* **THE PROBLEM**:
The records should be written out in full, with nothing altered.

* **DATA SHOWN**:
** begin **
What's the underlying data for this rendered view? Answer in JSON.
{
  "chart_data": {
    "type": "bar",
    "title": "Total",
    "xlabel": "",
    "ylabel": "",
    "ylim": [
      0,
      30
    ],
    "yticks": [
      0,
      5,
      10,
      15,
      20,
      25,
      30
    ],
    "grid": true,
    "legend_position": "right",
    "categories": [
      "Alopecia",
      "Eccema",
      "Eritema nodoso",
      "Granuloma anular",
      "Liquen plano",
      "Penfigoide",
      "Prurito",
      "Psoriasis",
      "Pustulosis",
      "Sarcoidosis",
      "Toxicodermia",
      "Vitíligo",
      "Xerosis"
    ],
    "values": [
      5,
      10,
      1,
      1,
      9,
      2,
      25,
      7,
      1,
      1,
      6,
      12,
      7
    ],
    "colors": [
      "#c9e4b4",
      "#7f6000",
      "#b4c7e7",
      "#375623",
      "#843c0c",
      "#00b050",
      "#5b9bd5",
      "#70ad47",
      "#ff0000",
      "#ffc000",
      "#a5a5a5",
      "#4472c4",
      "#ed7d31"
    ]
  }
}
** end **
* **ANSWER**:
What's the underlying data for this rendered view? Answer in JSON.
{
  "chart_data": {
    "type": "bar",
    "title": "Total",
    "xlabel": "",
    "ylabel": "",
    "ylim": [
      0,
      30
    ],
    "yticks": [
      0,
      5,
      10,
      15,
      20,
      25,
      30
    ],
    "grid": true,
    "legend_position": "right",
    "categories": [
      "Alopecia",
      "Eccema",
      "Eritema nodoso",
      "Granuloma anular",
      "Liquen plano",
      "Penfigoide",
      "Prurito",
      "Psoriasis",
      "Pustulosis",
      "Sarcoidosis",
      "Toxicodermia",
      "Vitíligo",
      "Xerosis"
    ],
    "values": [
      5,
      10,
      1,
      1,
      9,
      2,
      25,
      7,
      1,
      1,
      6,
      12,
      7
    ],
    "colors": [
      "#c9e4b4",
      "#7f6000",
      "#b4c7e7",
      "#375623",
      "#843c0c",
      "#00b050",
      "#5b9bd5",
      "#70ad47",
      "#ff0000",
      "#ffc000",
      "#a5a5a5",
      "#4472c4",
      "#ed7d31"
    ]
  }
}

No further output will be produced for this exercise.